[START OF The records]

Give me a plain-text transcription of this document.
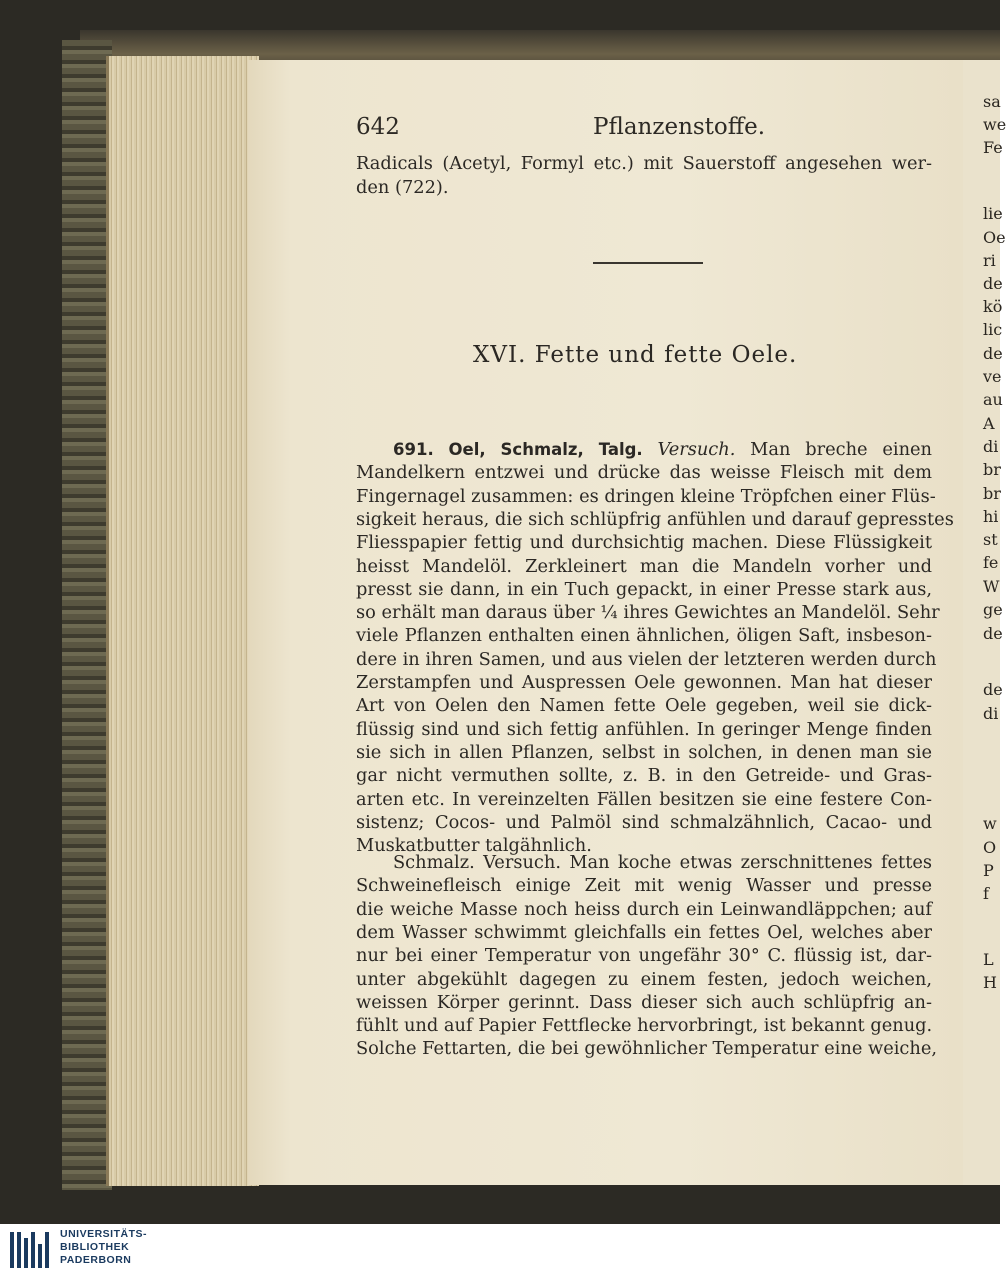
sa
we
Fe
lie
Oe
ri
de
kö
lic
de
ve
au
A
di
br
br
hi
st
fe
W
ge
de
de
di
w
O
P
f
L
H
642	Pflanzenstoffe.
Radicals (Acetyl, Formyl etc.) mit Sauerstoff angesehen wer-
den (722).
XVI. Fette und fette Oele.
691. Oel, Schmalz, Talg. Versuch. Man breche einen
UNIVERSITÄTS-
BIBLIOTHEK
PADERBORN
Mandelkern entzwei und drücke das weisse Fleisch mit dem
Fingernagel zusammen: es dringen kleine Tröpfchen einer Flüs-
sigkeit heraus, die sich schlüpfrig anfühlen und darauf gepresstes
Fliesspapier fettig und durchsichtig machen. Diese Flüssigkeit
heisst Mandelöl. Zerkleinert man die Mandeln vorher und
presst sie dann, in ein Tuch gepackt, in einer Presse stark aus,
so erhält man daraus über ¼ ihres Gewichtes an Mandelöl. Sehr
viele Pflanzen enthalten einen ähnlichen, öligen Saft, insbeson-
dere in ihren Samen, und aus vielen der letzteren werden durch
Zerstampfen und Auspressen Oele gewonnen. Man hat dieser
Art von Oelen den Namen fette Oele gegeben, weil sie dick-
flüssig sind und sich fettig anfühlen. In geringer Menge finden
sie sich in allen Pflanzen, selbst in solchen, in denen man sie
gar nicht vermuthen sollte, z. B. in den Getreide- und Gras-
arten etc. In vereinzelten Fällen besitzen sie eine festere Con-
sistenz; Cocos- und Palmöl sind schmalzähnlich, Cacao- und
Muskatbutter talgähnlich.
Schmalz. Versuch. Man koche etwas zerschnittenes fettes
Schweinefleisch einige Zeit mit wenig Wasser und presse
die weiche Masse noch heiss durch ein Leinwandläppchen; auf
dem Wasser schwimmt gleichfalls ein fettes Oel, welches aber
nur bei einer Temperatur von ungefähr 30° C. flüssig ist, dar-
unter abgekühlt dagegen zu einem festen, jedoch weichen,
weissen Körper gerinnt. Dass dieser sich auch schlüpfrig an-
fühlt und auf Papier Fettflecke hervorbringt, ist bekannt genug.
Solche Fettarten, die bei gewöhnlicher Temperatur eine weiche,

[END OF The records]

Requirements
Leave out the pictures and give the rest of the records again exactly.

Worked answer
Give me a plain-text transcription of this document.
sa
we
Fe
lie
Oe
ri
de
kö
lic
de
ve
au
A
di
br
br
hi
st
fe
W
ge
de
de
di
w
O
P
f
L
H
642	Pflanzenstoffe.
Radicals (Acetyl, Formyl etc.) mit Sauerstoff angesehen wer-
den (722).
XVI. Fette und fette Oele.
691. Oel, Schmalz, Talg. Versuch. Man breche einen
UNIVERSITÄTS-
BIBLIOTHEK
PADERBORN
Mandelkern entzwei und drücke das weisse Fleisch mit dem
Fingernagel zusammen: es dringen kleine Tröpfchen einer Flüs-
sigkeit heraus, die sich schlüpfrig anfühlen und darauf gepresstes
Fliesspapier fettig und durchsichtig machen. Diese Flüssigkeit
heisst Mandelöl. Zerkleinert man die Mandeln vorher und
presst sie dann, in ein Tuch gepackt, in einer Presse stark aus,
so erhält man daraus über ¼ ihres Gewichtes an Mandelöl. Sehr
viele Pflanzen enthalten einen ähnlichen, öligen Saft, insbeson-
dere in ihren Samen, und aus vielen der letzteren werden durch
Zerstampfen und Auspressen Oele gewonnen. Man hat dieser
Art von Oelen den Namen fette Oele gegeben, weil sie dick-
flüssig sind und sich fettig anfühlen. In geringer Menge finden
sie sich in allen Pflanzen, selbst in solchen, in denen man sie
gar nicht vermuthen sollte, z. B. in den Getreide- und Gras-
arten etc. In vereinzelten Fällen besitzen sie eine festere Con-
sistenz; Cocos- und Palmöl sind schmalzähnlich, Cacao- und
Muskatbutter talgähnlich.
Schmalz. Versuch. Man koche etwas zerschnittenes fettes
Schweinefleisch einige Zeit mit wenig Wasser und presse
die weiche Masse noch heiss durch ein Leinwandläppchen; auf
dem Wasser schwimmt gleichfalls ein fettes Oel, welches aber
nur bei einer Temperatur von ungefähr 30° C. flüssig ist, dar-
unter abgekühlt dagegen zu einem festen, jedoch weichen,
weissen Körper gerinnt. Dass dieser sich auch schlüpfrig an-
fühlt und auf Papier Fettflecke hervorbringt, ist bekannt genug.
Solche Fettarten, die bei gewöhnlicher Temperatur eine weiche,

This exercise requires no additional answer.